§ **Exercise material**:
--- begin ---

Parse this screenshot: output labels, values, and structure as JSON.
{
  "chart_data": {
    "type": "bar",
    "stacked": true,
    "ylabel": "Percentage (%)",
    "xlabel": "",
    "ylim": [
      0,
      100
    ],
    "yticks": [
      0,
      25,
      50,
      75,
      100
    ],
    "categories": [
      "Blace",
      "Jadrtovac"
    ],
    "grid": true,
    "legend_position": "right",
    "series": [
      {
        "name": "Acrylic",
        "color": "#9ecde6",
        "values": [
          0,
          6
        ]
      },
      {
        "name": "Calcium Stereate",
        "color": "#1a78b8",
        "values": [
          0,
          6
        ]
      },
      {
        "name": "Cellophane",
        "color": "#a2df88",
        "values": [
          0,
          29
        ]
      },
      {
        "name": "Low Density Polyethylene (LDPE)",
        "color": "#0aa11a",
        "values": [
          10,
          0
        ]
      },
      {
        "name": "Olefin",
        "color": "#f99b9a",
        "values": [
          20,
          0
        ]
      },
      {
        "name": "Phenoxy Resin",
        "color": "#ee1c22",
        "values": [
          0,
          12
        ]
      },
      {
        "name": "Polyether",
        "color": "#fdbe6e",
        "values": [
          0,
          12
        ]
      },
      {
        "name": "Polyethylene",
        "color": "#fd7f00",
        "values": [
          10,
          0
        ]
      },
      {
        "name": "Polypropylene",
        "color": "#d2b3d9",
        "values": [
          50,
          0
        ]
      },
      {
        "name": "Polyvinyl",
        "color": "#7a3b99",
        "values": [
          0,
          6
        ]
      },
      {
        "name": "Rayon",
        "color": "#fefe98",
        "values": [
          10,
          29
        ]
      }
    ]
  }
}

--- end ---
--- begin ---

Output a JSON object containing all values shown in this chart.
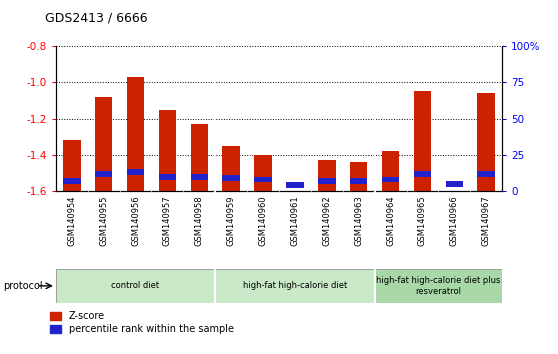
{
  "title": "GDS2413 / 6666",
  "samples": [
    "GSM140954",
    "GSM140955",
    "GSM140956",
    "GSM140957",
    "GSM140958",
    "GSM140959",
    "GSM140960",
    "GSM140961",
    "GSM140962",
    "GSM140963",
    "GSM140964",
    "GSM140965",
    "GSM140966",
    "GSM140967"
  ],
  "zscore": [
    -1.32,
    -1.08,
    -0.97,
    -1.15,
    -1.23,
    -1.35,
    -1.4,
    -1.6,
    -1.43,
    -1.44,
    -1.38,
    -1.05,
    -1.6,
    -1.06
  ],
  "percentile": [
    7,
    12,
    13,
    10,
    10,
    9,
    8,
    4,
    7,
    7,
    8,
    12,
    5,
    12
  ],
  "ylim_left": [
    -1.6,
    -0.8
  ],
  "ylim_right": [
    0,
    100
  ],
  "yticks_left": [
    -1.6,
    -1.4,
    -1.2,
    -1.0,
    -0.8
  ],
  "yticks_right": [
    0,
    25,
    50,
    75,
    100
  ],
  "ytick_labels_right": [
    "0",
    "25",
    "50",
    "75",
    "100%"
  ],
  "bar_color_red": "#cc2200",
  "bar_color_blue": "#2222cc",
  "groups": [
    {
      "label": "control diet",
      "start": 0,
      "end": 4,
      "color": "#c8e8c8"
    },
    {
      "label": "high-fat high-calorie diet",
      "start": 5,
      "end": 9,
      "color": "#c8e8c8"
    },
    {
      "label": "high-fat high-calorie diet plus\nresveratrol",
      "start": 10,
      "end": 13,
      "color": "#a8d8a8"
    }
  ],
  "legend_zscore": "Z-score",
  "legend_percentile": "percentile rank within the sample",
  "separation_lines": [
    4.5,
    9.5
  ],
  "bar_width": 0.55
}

--- end ---

§ **Task to carry out**:
List the lines of the material in which the word "calorie" occurs.

§ **Response**:
      "label": "high-fat high-calorie diet",
      "label": "high-fat high-calorie diet plus\nresveratrol",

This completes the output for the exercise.